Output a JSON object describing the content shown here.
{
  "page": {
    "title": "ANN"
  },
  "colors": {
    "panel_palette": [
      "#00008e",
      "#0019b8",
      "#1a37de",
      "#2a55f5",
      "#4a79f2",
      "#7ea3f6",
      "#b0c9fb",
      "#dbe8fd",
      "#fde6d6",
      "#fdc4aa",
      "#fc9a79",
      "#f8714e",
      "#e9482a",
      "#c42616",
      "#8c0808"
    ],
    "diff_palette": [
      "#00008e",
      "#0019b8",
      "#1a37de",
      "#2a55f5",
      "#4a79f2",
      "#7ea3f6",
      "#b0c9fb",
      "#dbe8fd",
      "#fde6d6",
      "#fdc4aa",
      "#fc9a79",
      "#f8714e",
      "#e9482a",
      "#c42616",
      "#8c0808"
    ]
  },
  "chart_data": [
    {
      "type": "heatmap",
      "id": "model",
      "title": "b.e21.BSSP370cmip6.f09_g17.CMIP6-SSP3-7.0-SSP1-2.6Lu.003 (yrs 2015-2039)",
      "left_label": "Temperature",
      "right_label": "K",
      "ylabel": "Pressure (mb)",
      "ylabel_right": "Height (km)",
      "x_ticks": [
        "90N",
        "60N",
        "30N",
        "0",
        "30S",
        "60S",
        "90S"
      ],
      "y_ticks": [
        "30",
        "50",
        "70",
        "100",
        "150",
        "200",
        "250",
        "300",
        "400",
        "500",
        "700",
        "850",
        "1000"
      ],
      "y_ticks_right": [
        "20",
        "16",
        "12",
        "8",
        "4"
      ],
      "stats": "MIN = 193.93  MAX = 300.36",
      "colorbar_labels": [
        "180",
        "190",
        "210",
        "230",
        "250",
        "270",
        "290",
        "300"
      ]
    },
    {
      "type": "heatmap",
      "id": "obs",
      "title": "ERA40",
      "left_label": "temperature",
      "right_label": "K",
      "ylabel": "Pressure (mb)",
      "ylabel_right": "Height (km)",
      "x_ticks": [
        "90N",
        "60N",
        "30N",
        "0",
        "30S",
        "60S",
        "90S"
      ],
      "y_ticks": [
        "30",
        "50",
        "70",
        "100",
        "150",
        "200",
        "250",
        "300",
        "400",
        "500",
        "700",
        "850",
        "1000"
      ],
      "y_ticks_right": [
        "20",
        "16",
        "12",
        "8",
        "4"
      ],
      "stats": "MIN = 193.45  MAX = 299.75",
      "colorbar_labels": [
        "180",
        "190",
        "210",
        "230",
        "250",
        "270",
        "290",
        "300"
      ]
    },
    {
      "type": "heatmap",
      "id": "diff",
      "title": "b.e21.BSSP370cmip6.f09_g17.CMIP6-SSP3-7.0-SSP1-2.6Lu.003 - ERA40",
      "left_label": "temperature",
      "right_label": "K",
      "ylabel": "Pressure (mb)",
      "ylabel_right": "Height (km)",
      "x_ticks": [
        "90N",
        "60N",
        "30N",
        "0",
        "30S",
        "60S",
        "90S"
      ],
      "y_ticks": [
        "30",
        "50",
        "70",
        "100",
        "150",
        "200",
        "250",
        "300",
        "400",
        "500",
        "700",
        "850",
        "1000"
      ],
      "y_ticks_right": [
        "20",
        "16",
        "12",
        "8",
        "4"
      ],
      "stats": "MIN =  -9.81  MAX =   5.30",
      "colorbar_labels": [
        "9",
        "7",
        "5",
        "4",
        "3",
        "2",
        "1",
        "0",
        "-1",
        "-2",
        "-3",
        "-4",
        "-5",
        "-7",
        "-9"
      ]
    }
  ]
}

● EXERCISE BRIEF: Write the data back out verbatim.

● RESULT FOR THIS EXERCISE:
Output a JSON object describing the content shown here.
{
  "page": {
    "title": "ANN"
  },
  "colors": {
    "panel_palette": [
      "#00008e",
      "#0019b8",
      "#1a37de",
      "#2a55f5",
      "#4a79f2",
      "#7ea3f6",
      "#b0c9fb",
      "#dbe8fd",
      "#fde6d6",
      "#fdc4aa",
      "#fc9a79",
      "#f8714e",
      "#e9482a",
      "#c42616",
      "#8c0808"
    ],
    "diff_palette": [
      "#00008e",
      "#0019b8",
      "#1a37de",
      "#2a55f5",
      "#4a79f2",
      "#7ea3f6",
      "#b0c9fb",
      "#dbe8fd",
      "#fde6d6",
      "#fdc4aa",
      "#fc9a79",
      "#f8714e",
      "#e9482a",
      "#c42616",
      "#8c0808"
    ]
  },
  "chart_data": [
    {
      "type": "heatmap",
      "id": "model",
      "title": "b.e21.BSSP370cmip6.f09_g17.CMIP6-SSP3-7.0-SSP1-2.6Lu.003 (yrs 2015-2039)",
      "left_label": "Temperature",
      "right_label": "K",
      "ylabel": "Pressure (mb)",
      "ylabel_right": "Height (km)",
      "x_ticks": [
        "90N",
        "60N",
        "30N",
        "0",
        "30S",
        "60S",
        "90S"
      ],
      "y_ticks": [
        "30",
        "50",
        "70",
        "100",
        "150",
        "200",
        "250",
        "300",
        "400",
        "500",
        "700",
        "850",
        "1000"
      ],
      "y_ticks_right": [
        "20",
        "16",
        "12",
        "8",
        "4"
      ],
      "stats": "MIN = 193.93  MAX = 300.36",
      "colorbar_labels": [
        "180",
        "190",
        "210",
        "230",
        "250",
        "270",
        "290",
        "300"
      ]
    },
    {
      "type": "heatmap",
      "id": "obs",
      "title": "ERA40",
      "left_label": "temperature",
      "right_label": "K",
      "ylabel": "Pressure (mb)",
      "ylabel_right": "Height (km)",
      "x_ticks": [
        "90N",
        "60N",
        "30N",
        "0",
        "30S",
        "60S",
        "90S"
      ],
      "y_ticks": [
        "30",
        "50",
        "70",
        "100",
        "150",
        "200",
        "250",
        "300",
        "400",
        "500",
        "700",
        "850",
        "1000"
      ],
      "y_ticks_right": [
        "20",
        "16",
        "12",
        "8",
        "4"
      ],
      "stats": "MIN = 193.45  MAX = 299.75",
      "colorbar_labels": [
        "180",
        "190",
        "210",
        "230",
        "250",
        "270",
        "290",
        "300"
      ]
    },
    {
      "type": "heatmap",
      "id": "diff",
      "title": "b.e21.BSSP370cmip6.f09_g17.CMIP6-SSP3-7.0-SSP1-2.6Lu.003 - ERA40",
      "left_label": "temperature",
      "right_label": "K",
      "ylabel": "Pressure (mb)",
      "ylabel_right": "Height (km)",
      "x_ticks": [
        "90N",
        "60N",
        "30N",
        "0",
        "30S",
        "60S",
        "90S"
      ],
      "y_ticks": [
        "30",
        "50",
        "70",
        "100",
        "150",
        "200",
        "250",
        "300",
        "400",
        "500",
        "700",
        "850",
        "1000"
      ],
      "y_ticks_right": [
        "20",
        "16",
        "12",
        "8",
        "4"
      ],
      "stats": "MIN =  -9.81  MAX =   5.30",
      "colorbar_labels": [
        "9",
        "7",
        "5",
        "4",
        "3",
        "2",
        "1",
        "0",
        "-1",
        "-2",
        "-3",
        "-4",
        "-5",
        "-7",
        "-9"
      ]
    }
  ]
}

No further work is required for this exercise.